Stored data:
....

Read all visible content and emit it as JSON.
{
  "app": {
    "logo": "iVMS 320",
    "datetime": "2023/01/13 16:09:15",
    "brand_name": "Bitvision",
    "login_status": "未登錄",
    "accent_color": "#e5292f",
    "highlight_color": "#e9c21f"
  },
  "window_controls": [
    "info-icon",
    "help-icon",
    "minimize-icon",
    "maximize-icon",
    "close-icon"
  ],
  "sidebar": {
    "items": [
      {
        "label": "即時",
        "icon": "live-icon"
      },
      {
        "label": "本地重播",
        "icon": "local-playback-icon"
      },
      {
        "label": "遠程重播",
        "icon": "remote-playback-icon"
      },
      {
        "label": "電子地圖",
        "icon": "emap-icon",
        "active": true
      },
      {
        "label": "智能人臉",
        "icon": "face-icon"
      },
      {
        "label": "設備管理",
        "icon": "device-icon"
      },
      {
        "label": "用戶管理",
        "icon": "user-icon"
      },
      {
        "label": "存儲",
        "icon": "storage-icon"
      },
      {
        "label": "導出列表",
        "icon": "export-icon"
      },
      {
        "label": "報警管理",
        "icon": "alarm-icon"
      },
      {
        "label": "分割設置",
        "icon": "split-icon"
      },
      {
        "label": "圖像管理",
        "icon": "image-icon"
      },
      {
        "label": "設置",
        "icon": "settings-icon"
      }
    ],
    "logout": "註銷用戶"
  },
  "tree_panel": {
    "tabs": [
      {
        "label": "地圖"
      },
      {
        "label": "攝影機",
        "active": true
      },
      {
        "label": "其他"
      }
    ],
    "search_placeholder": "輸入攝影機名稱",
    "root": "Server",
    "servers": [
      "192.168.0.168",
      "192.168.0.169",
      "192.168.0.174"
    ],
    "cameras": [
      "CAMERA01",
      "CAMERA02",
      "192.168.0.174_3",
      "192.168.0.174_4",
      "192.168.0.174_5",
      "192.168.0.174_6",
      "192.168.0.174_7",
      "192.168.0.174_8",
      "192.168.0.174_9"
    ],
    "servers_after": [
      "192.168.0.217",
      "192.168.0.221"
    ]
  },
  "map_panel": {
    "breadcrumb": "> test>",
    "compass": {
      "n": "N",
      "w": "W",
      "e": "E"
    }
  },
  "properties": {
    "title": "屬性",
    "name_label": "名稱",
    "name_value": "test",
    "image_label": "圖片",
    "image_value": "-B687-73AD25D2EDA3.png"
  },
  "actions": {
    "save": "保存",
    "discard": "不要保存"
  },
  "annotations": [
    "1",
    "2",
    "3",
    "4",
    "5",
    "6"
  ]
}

....

What you have to do:
Write all of the records out again exactly.

Correct answer:
Read all visible content and emit it as JSON.
{
  "app": {
    "logo": "iVMS 320",
    "datetime": "2023/01/13 16:09:15",
    "brand_name": "Bitvision",
    "login_status": "未登錄",
    "accent_color": "#e5292f",
    "highlight_color": "#e9c21f"
  },
  "window_controls": [
    "info-icon",
    "help-icon",
    "minimize-icon",
    "maximize-icon",
    "close-icon"
  ],
  "sidebar": {
    "items": [
      {
        "label": "即時",
        "icon": "live-icon"
      },
      {
        "label": "本地重播",
        "icon": "local-playback-icon"
      },
      {
        "label": "遠程重播",
        "icon": "remote-playback-icon"
      },
      {
        "label": "電子地圖",
        "icon": "emap-icon",
        "active": true
      },
      {
        "label": "智能人臉",
        "icon": "face-icon"
      },
      {
        "label": "設備管理",
        "icon": "device-icon"
      },
      {
        "label": "用戶管理",
        "icon": "user-icon"
      },
      {
        "label": "存儲",
        "icon": "storage-icon"
      },
      {
        "label": "導出列表",
        "icon": "export-icon"
      },
      {
        "label": "報警管理",
        "icon": "alarm-icon"
      },
      {
        "label": "分割設置",
        "icon": "split-icon"
      },
      {
        "label": "圖像管理",
        "icon": "image-icon"
      },
      {
        "label": "設置",
        "icon": "settings-icon"
      }
    ],
    "logout": "註銷用戶"
  },
  "tree_panel": {
    "tabs": [
      {
        "label": "地圖"
      },
      {
        "label": "攝影機",
        "active": true
      },
      {
        "label": "其他"
      }
    ],
    "search_placeholder": "輸入攝影機名稱",
    "root": "Server",
    "servers": [
      "192.168.0.168",
      "192.168.0.169",
      "192.168.0.174"
    ],
    "cameras": [
      "CAMERA01",
      "CAMERA02",
      "192.168.0.174_3",
      "192.168.0.174_4",
      "192.168.0.174_5",
      "192.168.0.174_6",
      "192.168.0.174_7",
      "192.168.0.174_8",
      "192.168.0.174_9"
    ],
    "servers_after": [
      "192.168.0.217",
      "192.168.0.221"
    ]
  },
  "map_panel": {
    "breadcrumb": "> test>",
    "compass": {
      "n": "N",
      "w": "W",
      "e": "E"
    }
  },
  "properties": {
    "title": "屬性",
    "name_label": "名稱",
    "name_value": "test",
    "image_label": "圖片",
    "image_value": "-B687-73AD25D2EDA3.png"
  },
  "actions": {
    "save": "保存",
    "discard": "不要保存"
  },
  "annotations": [
    "1",
    "2",
    "3",
    "4",
    "5",
    "6"
  ]
}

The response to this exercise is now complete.